- **Exercise brief**
Please return the full listing below without altering anything.

- **Entries supplied**
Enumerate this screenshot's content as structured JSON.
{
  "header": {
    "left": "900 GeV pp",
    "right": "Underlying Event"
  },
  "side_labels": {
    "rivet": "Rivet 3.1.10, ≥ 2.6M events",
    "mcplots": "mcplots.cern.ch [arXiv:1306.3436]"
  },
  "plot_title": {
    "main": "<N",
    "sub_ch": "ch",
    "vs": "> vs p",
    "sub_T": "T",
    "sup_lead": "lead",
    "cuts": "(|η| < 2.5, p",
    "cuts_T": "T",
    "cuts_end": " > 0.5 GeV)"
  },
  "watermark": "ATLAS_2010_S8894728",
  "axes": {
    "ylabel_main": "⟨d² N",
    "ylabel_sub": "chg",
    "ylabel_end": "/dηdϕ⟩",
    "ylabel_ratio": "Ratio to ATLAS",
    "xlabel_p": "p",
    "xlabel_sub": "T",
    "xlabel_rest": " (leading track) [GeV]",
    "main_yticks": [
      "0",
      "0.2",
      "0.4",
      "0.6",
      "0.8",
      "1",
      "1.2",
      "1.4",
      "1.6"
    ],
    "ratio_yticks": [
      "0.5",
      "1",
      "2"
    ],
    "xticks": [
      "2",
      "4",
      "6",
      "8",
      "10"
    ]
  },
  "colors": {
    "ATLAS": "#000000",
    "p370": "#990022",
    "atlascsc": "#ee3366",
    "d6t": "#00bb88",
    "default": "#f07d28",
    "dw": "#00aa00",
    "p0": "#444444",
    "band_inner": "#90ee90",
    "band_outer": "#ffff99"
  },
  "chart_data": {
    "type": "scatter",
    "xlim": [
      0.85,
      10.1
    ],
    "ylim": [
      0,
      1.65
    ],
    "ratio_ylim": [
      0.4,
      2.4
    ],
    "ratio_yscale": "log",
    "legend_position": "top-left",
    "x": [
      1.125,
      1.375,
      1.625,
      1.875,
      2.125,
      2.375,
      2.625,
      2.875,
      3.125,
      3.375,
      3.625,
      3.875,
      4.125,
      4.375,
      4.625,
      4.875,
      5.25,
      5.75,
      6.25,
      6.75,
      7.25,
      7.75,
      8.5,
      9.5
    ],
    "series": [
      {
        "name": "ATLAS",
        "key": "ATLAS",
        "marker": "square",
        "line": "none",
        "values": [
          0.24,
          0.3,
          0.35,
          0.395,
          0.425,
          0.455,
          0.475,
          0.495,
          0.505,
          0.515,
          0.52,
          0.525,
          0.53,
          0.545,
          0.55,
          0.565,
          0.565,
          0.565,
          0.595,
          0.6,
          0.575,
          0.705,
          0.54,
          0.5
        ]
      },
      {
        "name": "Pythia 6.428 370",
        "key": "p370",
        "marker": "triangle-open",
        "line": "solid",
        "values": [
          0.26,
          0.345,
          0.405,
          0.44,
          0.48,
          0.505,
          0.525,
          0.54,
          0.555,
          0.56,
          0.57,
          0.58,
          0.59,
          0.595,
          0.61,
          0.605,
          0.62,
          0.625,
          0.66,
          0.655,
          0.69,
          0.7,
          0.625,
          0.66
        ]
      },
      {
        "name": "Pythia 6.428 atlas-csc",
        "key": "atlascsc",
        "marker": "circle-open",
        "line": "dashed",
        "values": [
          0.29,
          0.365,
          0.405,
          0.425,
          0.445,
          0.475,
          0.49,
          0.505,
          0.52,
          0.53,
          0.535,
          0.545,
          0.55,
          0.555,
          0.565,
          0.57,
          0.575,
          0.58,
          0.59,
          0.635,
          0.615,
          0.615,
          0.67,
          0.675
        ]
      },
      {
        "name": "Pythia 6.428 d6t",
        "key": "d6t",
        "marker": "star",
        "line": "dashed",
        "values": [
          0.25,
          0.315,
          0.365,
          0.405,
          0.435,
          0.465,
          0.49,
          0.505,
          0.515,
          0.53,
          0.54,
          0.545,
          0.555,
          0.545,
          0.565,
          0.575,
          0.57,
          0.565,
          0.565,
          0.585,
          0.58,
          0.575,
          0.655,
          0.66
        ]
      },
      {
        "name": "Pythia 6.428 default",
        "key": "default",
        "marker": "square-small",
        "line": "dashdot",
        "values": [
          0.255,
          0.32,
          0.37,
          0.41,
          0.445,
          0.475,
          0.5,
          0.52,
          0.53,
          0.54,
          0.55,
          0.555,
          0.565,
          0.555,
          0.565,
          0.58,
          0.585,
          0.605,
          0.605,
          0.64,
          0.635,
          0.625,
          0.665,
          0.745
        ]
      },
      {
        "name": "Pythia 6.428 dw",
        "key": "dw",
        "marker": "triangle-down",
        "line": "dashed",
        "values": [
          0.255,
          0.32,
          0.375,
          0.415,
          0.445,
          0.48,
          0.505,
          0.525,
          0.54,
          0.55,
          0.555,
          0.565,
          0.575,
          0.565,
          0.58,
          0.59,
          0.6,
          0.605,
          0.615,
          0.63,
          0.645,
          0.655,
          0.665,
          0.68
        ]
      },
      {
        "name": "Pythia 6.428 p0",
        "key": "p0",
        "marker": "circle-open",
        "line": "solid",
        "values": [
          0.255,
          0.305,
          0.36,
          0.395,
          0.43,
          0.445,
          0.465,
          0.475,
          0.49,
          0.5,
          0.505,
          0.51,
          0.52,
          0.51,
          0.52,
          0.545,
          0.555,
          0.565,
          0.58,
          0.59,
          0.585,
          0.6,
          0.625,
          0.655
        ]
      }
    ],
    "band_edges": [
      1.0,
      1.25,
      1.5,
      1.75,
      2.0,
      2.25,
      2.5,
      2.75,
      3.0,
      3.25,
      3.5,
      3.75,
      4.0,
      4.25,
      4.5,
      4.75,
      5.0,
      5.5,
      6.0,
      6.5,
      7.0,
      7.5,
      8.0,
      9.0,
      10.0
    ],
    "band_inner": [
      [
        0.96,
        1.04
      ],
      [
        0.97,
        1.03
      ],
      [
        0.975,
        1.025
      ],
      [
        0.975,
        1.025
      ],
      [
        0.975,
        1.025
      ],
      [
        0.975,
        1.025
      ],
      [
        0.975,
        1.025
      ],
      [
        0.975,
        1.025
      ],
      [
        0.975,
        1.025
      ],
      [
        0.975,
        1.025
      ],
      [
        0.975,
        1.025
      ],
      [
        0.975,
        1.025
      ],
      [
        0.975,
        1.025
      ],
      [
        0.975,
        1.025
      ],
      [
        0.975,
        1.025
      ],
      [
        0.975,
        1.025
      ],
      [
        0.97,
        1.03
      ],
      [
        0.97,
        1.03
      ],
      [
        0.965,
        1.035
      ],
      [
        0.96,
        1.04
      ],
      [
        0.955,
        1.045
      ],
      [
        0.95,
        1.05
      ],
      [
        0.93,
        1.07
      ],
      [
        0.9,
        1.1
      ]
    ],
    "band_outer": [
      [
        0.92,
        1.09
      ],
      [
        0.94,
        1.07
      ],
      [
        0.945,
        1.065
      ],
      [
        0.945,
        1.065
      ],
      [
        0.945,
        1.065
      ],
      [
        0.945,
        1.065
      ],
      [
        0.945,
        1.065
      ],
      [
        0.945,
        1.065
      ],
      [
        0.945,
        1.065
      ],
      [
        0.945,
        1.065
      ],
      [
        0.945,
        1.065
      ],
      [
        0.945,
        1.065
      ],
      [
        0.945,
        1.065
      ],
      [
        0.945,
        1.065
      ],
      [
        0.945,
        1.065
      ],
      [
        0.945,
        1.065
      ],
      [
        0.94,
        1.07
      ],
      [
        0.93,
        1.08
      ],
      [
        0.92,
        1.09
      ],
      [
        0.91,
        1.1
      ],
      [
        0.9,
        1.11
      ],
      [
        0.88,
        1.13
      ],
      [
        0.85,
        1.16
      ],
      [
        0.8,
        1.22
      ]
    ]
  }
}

- **Answer**
Enumerate this screenshot's content as structured JSON.
{
  "header": {
    "left": "900 GeV pp",
    "right": "Underlying Event"
  },
  "side_labels": {
    "rivet": "Rivet 3.1.10, ≥ 2.6M events",
    "mcplots": "mcplots.cern.ch [arXiv:1306.3436]"
  },
  "plot_title": {
    "main": "<N",
    "sub_ch": "ch",
    "vs": "> vs p",
    "sub_T": "T",
    "sup_lead": "lead",
    "cuts": "(|η| < 2.5, p",
    "cuts_T": "T",
    "cuts_end": " > 0.5 GeV)"
  },
  "watermark": "ATLAS_2010_S8894728",
  "axes": {
    "ylabel_main": "⟨d² N",
    "ylabel_sub": "chg",
    "ylabel_end": "/dηdϕ⟩",
    "ylabel_ratio": "Ratio to ATLAS",
    "xlabel_p": "p",
    "xlabel_sub": "T",
    "xlabel_rest": " (leading track) [GeV]",
    "main_yticks": [
      "0",
      "0.2",
      "0.4",
      "0.6",
      "0.8",
      "1",
      "1.2",
      "1.4",
      "1.6"
    ],
    "ratio_yticks": [
      "0.5",
      "1",
      "2"
    ],
    "xticks": [
      "2",
      "4",
      "6",
      "8",
      "10"
    ]
  },
  "colors": {
    "ATLAS": "#000000",
    "p370": "#990022",
    "atlascsc": "#ee3366",
    "d6t": "#00bb88",
    "default": "#f07d28",
    "dw": "#00aa00",
    "p0": "#444444",
    "band_inner": "#90ee90",
    "band_outer": "#ffff99"
  },
  "chart_data": {
    "type": "scatter",
    "xlim": [
      0.85,
      10.1
    ],
    "ylim": [
      0,
      1.65
    ],
    "ratio_ylim": [
      0.4,
      2.4
    ],
    "ratio_yscale": "log",
    "legend_position": "top-left",
    "x": [
      1.125,
      1.375,
      1.625,
      1.875,
      2.125,
      2.375,
      2.625,
      2.875,
      3.125,
      3.375,
      3.625,
      3.875,
      4.125,
      4.375,
      4.625,
      4.875,
      5.25,
      5.75,
      6.25,
      6.75,
      7.25,
      7.75,
      8.5,
      9.5
    ],
    "series": [
      {
        "name": "ATLAS",
        "key": "ATLAS",
        "marker": "square",
        "line": "none",
        "values": [
          0.24,
          0.3,
          0.35,
          0.395,
          0.425,
          0.455,
          0.475,
          0.495,
          0.505,
          0.515,
          0.52,
          0.525,
          0.53,
          0.545,
          0.55,
          0.565,
          0.565,
          0.565,
          0.595,
          0.6,
          0.575,
          0.705,
          0.54,
          0.5
        ]
      },
      {
        "name": "Pythia 6.428 370",
        "key": "p370",
        "marker": "triangle-open",
        "line": "solid",
        "values": [
          0.26,
          0.345,
          0.405,
          0.44,
          0.48,
          0.505,
          0.525,
          0.54,
          0.555,
          0.56,
          0.57,
          0.58,
          0.59,
          0.595,
          0.61,
          0.605,
          0.62,
          0.625,
          0.66,
          0.655,
          0.69,
          0.7,
          0.625,
          0.66
        ]
      },
      {
        "name": "Pythia 6.428 atlas-csc",
        "key": "atlascsc",
        "marker": "circle-open",
        "line": "dashed",
        "values": [
          0.29,
          0.365,
          0.405,
          0.425,
          0.445,
          0.475,
          0.49,
          0.505,
          0.52,
          0.53,
          0.535,
          0.545,
          0.55,
          0.555,
          0.565,
          0.57,
          0.575,
          0.58,
          0.59,
          0.635,
          0.615,
          0.615,
          0.67,
          0.675
        ]
      },
      {
        "name": "Pythia 6.428 d6t",
        "key": "d6t",
        "marker": "star",
        "line": "dashed",
        "values": [
          0.25,
          0.315,
          0.365,
          0.405,
          0.435,
          0.465,
          0.49,
          0.505,
          0.515,
          0.53,
          0.54,
          0.545,
          0.555,
          0.545,
          0.565,
          0.575,
          0.57,
          0.565,
          0.565,
          0.585,
          0.58,
          0.575,
          0.655,
          0.66
        ]
      },
      {
        "name": "Pythia 6.428 default",
        "key": "default",
        "marker": "square-small",
        "line": "dashdot",
        "values": [
          0.255,
          0.32,
          0.37,
          0.41,
          0.445,
          0.475,
          0.5,
          0.52,
          0.53,
          0.54,
          0.55,
          0.555,
          0.565,
          0.555,
          0.565,
          0.58,
          0.585,
          0.605,
          0.605,
          0.64,
          0.635,
          0.625,
          0.665,
          0.745
        ]
      },
      {
        "name": "Pythia 6.428 dw",
        "key": "dw",
        "marker": "triangle-down",
        "line": "dashed",
        "values": [
          0.255,
          0.32,
          0.375,
          0.415,
          0.445,
          0.48,
          0.505,
          0.525,
          0.54,
          0.55,
          0.555,
          0.565,
          0.575,
          0.565,
          0.58,
          0.59,
          0.6,
          0.605,
          0.615,
          0.63,
          0.645,
          0.655,
          0.665,
          0.68
        ]
      },
      {
        "name": "Pythia 6.428 p0",
        "key": "p0",
        "marker": "circle-open",
        "line": "solid",
        "values": [
          0.255,
          0.305,
          0.36,
          0.395,
          0.43,
          0.445,
          0.465,
          0.475,
          0.49,
          0.5,
          0.505,
          0.51,
          0.52,
          0.51,
          0.52,
          0.545,
          0.555,
          0.565,
          0.58,
          0.59,
          0.585,
          0.6,
          0.625,
          0.655
        ]
      }
    ],
    "band_edges": [
      1.0,
      1.25,
      1.5,
      1.75,
      2.0,
      2.25,
      2.5,
      2.75,
      3.0,
      3.25,
      3.5,
      3.75,
      4.0,
      4.25,
      4.5,
      4.75,
      5.0,
      5.5,
      6.0,
      6.5,
      7.0,
      7.5,
      8.0,
      9.0,
      10.0
    ],
    "band_inner": [
      [
        0.96,
        1.04
      ],
      [
        0.97,
        1.03
      ],
      [
        0.975,
        1.025
      ],
      [
        0.975,
        1.025
      ],
      [
        0.975,
        1.025
      ],
      [
        0.975,
        1.025
      ],
      [
        0.975,
        1.025
      ],
      [
        0.975,
        1.025
      ],
      [
        0.975,
        1.025
      ],
      [
        0.975,
        1.025
      ],
      [
        0.975,
        1.025
      ],
      [
        0.975,
        1.025
      ],
      [
        0.975,
        1.025
      ],
      [
        0.975,
        1.025
      ],
      [
        0.975,
        1.025
      ],
      [
        0.975,
        1.025
      ],
      [
        0.97,
        1.03
      ],
      [
        0.97,
        1.03
      ],
      [
        0.965,
        1.035
      ],
      [
        0.96,
        1.04
      ],
      [
        0.955,
        1.045
      ],
      [
        0.95,
        1.05
      ],
      [
        0.93,
        1.07
      ],
      [
        0.9,
        1.1
      ]
    ],
    "band_outer": [
      [
        0.92,
        1.09
      ],
      [
        0.94,
        1.07
      ],
      [
        0.945,
        1.065
      ],
      [
        0.945,
        1.065
      ],
      [
        0.945,
        1.065
      ],
      [
        0.945,
        1.065
      ],
      [
        0.945,
        1.065
      ],
      [
        0.945,
        1.065
      ],
      [
        0.945,
        1.065
      ],
      [
        0.945,
        1.065
      ],
      [
        0.945,
        1.065
      ],
      [
        0.945,
        1.065
      ],
      [
        0.945,
        1.065
      ],
      [
        0.945,
        1.065
      ],
      [
        0.945,
        1.065
      ],
      [
        0.945,
        1.065
      ],
      [
        0.94,
        1.07
      ],
      [
        0.93,
        1.08
      ],
      [
        0.92,
        1.09
      ],
      [
        0.91,
        1.1
      ],
      [
        0.9,
        1.11
      ],
      [
        0.88,
        1.13
      ],
      [
        0.85,
        1.16
      ],
      [
        0.8,
        1.22
      ]
    ]
  }
}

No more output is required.